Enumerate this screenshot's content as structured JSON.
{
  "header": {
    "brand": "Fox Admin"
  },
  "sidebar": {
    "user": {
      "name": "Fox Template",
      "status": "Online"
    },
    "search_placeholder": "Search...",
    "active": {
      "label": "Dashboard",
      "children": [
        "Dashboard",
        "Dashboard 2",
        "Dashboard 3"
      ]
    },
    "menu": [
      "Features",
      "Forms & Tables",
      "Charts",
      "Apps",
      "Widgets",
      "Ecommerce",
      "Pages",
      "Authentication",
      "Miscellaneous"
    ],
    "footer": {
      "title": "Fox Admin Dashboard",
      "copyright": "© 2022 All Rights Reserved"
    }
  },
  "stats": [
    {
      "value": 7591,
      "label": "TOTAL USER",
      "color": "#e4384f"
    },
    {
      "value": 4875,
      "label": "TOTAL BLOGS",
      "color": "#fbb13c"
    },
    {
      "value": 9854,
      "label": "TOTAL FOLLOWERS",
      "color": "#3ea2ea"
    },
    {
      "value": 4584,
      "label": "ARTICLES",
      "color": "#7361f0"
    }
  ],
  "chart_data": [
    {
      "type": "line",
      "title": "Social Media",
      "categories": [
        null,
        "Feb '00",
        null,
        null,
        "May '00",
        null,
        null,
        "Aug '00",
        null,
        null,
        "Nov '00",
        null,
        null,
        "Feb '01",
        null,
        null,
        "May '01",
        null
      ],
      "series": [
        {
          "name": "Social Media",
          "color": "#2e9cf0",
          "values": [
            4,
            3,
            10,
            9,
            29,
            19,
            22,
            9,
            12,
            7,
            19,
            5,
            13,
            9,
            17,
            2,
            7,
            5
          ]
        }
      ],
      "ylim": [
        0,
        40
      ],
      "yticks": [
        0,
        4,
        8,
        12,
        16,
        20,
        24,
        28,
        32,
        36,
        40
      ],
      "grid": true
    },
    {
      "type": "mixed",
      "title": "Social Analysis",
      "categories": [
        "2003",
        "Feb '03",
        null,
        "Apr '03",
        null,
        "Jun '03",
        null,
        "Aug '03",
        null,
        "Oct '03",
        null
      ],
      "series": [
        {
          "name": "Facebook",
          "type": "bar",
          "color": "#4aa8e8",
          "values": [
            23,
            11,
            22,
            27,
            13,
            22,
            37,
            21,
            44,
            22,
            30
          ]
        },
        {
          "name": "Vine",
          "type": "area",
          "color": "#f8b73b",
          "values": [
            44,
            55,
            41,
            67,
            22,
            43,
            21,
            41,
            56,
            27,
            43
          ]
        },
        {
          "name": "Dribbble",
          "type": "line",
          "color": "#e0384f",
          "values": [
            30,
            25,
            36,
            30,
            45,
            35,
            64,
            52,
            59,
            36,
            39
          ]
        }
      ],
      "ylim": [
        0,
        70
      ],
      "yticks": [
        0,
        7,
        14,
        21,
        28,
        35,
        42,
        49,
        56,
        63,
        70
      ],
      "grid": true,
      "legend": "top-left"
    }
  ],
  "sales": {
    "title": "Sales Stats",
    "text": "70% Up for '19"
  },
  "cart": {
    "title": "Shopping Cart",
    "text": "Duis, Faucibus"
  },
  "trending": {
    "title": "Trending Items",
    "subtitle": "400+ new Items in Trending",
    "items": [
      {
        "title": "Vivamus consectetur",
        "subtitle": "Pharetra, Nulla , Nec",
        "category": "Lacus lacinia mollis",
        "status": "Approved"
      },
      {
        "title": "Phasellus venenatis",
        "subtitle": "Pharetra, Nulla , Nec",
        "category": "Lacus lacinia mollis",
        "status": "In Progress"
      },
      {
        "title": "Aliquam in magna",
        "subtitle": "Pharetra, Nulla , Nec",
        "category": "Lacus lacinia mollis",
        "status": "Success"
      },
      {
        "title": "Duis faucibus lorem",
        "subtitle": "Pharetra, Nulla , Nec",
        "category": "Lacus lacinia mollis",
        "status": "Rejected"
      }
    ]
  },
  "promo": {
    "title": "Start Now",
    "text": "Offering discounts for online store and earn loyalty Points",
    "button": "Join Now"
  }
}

__Exercise description__.
Pick out every line holding the string "Media" and return it.

__Output for this exercise__.
      "title": "Social Media",
          "name": "Social Media",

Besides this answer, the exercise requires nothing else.